***** Verilen Metin

TEMBELLİK ASLINDA BİR KAÇIŞ YOLU MU

 Aramızda spora başlamak için havanın ısınmasını  bekleyenler, ders çalışmak için sınav zamanını bekleyenler, kitap okumak için istediği yazarın yeni kitabının çıkmasını bekleyenler, diyete başlamak için pazartesiyi bekleyenler, sevdiği programın bitmesini bekleyip sonra işlerini yapanlar var mı? Ya da aklında bir sürü planı olup da yapmaya üşenenler var mı? Evet cevaplarını duyar gibiyim…


Peki, aramızda ben söylemezsem çocuğum ödev yapmıyor, ders çalışmıyor, kitap okumuyor, sürekli telefon ya da tabletle oynamak istiyor diyenler var mı? Buna da evet, diyenleri duyar gibiyim.

**********

Çalışma Görevleri:
• 1. Tembellik hakkındaki metni tek bir harfini bile değiştirmeden baştan sona çıkarın.
• 2. Listede "send" dizesini içeren bütün satırları ayıklayıp hiç değiştirmeden yazın.
Aşağıdaki listenin tembellik hakkındaki metinle hiçbir ilgisi yoktur.

***** Görev Verileri

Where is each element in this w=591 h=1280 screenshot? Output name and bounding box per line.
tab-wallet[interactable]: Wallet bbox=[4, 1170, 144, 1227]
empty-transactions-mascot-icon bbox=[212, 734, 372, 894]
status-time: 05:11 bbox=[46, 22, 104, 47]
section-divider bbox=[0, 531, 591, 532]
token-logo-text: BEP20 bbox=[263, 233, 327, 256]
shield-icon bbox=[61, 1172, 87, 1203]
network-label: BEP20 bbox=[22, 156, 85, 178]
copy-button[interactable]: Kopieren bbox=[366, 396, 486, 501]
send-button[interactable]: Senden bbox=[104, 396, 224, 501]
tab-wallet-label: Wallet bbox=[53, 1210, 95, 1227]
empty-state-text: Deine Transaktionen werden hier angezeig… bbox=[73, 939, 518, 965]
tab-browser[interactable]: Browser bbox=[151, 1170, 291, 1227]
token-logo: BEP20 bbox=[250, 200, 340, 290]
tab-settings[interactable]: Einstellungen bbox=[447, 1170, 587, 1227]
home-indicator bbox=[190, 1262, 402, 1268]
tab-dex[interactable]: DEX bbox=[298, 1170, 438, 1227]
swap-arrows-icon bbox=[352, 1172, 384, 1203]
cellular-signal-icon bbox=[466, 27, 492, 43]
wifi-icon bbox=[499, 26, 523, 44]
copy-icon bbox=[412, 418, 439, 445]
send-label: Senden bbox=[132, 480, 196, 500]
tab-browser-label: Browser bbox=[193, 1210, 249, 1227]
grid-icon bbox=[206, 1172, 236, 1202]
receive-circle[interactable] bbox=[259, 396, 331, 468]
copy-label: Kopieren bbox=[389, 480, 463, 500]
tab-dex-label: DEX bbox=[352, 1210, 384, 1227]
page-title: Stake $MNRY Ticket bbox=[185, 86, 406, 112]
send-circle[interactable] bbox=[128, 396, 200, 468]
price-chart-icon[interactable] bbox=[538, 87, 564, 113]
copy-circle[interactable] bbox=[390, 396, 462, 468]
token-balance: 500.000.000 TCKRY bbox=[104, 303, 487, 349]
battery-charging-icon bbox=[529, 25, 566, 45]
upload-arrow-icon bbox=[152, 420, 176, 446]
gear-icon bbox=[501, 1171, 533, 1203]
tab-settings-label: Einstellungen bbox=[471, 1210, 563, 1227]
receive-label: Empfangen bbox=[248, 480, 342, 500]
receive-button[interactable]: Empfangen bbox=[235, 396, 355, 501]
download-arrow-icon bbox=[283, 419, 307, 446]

**********

Cevaplar:
• 1.
TEMBELLİK ASLINDA BİR KAÇIŞ YOLU MU

 Aramızda spora başlamak için havanın ısınmasını  bekleyenler, ders çalışmak için sınav zamanını bekleyenler, kitap okumak için istediği yazarın yeni kitabının çıkmasını bekleyenler, diyete başlamak için pazartesiyi bekleyenler, sevdiği programın bitmesini bekleyip sonra işlerini yapanlar var mı? Ya da aklında bir sürü planı olup da yapmaya üşenenler var mı? Evet cevaplarını duyar gibiyim…


Peki, aramızda ben söylemezsem çocuğum ödev yapmıyor, ders çalışmıyor, kitap okumuyor, sürekli telefon ya da tabletle oynamak istiyor diyenler var mı? Buna da evet, diyenleri duyar gibiyim.

• 2.
send-button[interactable]: Senden bbox=[104, 396, 224, 501]
send-label: Senden bbox=[132, 480, 196, 500]
send-circle[interactable] bbox=[128, 396, 200, 468]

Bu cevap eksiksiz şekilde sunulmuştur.